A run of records
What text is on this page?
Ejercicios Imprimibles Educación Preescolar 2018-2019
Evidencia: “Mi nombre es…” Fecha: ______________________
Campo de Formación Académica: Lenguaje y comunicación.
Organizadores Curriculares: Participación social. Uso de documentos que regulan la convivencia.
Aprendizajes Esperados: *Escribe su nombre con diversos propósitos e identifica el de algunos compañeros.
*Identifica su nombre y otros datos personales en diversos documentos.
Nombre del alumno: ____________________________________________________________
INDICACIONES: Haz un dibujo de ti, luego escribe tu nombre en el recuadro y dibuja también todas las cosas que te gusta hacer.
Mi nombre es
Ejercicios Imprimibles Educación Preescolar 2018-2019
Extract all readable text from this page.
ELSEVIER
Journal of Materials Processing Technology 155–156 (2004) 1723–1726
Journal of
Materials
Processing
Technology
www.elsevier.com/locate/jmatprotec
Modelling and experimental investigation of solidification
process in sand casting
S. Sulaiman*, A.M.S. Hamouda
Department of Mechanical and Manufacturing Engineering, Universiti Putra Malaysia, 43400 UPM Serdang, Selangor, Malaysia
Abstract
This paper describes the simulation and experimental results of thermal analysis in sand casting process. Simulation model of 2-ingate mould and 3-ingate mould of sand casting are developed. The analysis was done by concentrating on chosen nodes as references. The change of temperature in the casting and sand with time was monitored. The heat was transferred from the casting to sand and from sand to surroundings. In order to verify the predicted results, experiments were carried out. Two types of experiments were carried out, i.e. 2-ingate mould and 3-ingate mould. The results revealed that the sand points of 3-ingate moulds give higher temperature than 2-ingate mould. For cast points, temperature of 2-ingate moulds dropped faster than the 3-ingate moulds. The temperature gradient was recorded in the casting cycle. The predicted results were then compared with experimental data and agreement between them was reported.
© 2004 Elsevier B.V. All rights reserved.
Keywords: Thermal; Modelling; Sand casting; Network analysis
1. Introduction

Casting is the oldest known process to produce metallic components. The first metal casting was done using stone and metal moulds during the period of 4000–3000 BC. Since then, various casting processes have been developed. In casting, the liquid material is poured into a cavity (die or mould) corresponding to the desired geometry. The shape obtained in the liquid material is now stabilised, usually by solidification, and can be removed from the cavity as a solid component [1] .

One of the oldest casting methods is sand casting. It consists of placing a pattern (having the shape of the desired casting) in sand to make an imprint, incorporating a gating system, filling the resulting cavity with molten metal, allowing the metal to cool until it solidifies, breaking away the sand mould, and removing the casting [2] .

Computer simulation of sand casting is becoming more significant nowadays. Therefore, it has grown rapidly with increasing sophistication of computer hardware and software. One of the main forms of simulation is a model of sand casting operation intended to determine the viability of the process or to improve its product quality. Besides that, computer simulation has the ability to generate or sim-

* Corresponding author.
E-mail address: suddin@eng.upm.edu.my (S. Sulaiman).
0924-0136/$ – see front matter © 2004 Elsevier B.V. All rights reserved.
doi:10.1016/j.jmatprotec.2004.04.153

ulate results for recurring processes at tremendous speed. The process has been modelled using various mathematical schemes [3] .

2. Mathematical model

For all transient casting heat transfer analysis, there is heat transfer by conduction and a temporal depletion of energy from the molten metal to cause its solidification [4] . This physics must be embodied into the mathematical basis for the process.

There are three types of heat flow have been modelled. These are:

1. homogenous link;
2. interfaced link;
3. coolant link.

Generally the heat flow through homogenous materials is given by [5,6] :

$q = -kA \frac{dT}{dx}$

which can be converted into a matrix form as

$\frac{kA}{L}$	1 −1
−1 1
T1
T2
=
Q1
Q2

» **GOAL OF THE EXERCISE**: Each line of the material that holds the string "homogenous" counts once; give the total alone.

» **TASK ANSWER**: 2